# Records excerpted from a collection
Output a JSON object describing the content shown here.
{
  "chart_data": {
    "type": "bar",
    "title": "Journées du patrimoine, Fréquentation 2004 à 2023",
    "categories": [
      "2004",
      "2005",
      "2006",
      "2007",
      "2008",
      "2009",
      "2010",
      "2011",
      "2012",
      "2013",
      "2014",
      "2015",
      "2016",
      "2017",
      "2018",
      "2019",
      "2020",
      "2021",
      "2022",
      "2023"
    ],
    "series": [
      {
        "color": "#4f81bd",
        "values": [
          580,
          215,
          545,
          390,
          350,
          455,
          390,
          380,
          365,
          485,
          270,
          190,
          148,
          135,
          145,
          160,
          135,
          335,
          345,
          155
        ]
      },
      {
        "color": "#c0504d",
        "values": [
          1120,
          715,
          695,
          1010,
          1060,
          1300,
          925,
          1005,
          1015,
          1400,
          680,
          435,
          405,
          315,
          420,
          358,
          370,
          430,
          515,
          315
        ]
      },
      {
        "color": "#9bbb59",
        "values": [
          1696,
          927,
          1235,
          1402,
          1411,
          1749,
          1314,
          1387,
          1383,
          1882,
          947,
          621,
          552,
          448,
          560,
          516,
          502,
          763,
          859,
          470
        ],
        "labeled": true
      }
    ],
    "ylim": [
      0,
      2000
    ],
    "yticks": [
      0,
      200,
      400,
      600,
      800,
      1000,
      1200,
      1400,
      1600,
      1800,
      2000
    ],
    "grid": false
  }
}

* * *

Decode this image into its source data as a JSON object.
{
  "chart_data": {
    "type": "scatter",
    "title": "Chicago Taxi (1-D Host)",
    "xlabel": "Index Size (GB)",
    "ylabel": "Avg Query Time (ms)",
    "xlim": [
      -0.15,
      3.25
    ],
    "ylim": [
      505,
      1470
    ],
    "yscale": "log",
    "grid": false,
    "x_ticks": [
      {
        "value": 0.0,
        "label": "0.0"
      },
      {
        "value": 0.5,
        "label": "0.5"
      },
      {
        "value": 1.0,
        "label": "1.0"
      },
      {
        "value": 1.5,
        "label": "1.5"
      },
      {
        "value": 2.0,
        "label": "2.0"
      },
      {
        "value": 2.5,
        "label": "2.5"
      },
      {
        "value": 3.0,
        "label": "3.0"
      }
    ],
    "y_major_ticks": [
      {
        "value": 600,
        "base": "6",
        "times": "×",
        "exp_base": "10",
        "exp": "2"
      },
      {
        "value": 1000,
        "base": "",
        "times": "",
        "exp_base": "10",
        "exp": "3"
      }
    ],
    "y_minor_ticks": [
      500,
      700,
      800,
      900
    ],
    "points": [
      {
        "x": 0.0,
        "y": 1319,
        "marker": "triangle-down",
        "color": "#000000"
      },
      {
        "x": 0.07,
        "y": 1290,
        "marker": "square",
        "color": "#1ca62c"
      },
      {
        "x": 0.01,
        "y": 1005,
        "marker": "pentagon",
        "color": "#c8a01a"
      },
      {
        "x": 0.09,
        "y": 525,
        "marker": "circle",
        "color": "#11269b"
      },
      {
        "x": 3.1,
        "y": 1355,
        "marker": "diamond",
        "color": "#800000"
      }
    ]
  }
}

--

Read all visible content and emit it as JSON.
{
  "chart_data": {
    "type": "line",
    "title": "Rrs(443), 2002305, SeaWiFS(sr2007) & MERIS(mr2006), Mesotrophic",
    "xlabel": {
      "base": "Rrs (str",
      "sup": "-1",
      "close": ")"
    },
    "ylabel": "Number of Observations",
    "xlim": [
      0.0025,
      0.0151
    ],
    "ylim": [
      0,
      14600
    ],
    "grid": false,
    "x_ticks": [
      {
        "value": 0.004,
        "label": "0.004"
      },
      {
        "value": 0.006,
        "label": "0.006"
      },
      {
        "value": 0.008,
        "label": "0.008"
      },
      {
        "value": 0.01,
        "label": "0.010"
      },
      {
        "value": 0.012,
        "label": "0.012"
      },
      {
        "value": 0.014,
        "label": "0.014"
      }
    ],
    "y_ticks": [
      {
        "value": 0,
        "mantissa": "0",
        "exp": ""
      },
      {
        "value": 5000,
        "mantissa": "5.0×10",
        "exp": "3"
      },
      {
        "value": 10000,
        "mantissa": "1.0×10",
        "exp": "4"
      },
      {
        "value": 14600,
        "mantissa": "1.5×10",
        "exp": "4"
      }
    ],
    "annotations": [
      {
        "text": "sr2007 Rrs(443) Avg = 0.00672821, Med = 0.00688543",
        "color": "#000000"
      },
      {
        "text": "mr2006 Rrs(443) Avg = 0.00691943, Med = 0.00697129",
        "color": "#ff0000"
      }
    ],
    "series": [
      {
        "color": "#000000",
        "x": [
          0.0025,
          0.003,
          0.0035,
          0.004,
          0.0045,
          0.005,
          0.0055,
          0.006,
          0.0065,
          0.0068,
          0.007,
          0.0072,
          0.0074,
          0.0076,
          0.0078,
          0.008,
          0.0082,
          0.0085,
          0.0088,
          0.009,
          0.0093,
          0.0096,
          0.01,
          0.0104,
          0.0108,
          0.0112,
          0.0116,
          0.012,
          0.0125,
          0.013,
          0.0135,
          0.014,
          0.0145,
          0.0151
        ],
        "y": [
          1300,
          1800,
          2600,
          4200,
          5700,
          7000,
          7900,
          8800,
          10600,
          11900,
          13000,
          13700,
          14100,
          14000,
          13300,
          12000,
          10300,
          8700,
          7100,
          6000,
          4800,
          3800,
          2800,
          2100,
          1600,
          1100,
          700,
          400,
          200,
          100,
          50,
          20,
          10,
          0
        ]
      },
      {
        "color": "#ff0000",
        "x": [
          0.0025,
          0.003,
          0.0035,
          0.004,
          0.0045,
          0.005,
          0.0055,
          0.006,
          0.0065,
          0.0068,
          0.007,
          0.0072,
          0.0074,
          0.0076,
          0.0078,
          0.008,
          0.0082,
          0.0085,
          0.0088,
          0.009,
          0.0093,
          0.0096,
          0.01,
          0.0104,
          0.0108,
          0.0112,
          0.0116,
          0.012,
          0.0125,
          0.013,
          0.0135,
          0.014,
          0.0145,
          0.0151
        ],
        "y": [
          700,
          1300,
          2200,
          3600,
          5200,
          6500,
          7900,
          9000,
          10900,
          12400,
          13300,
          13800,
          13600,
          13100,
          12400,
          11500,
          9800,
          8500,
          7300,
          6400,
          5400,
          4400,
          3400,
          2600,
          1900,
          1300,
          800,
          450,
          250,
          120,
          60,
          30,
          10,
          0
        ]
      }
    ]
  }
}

# Work instructions
Work through the data and report how many of its lines hold the word "color", giving only the figure.

# Full output
12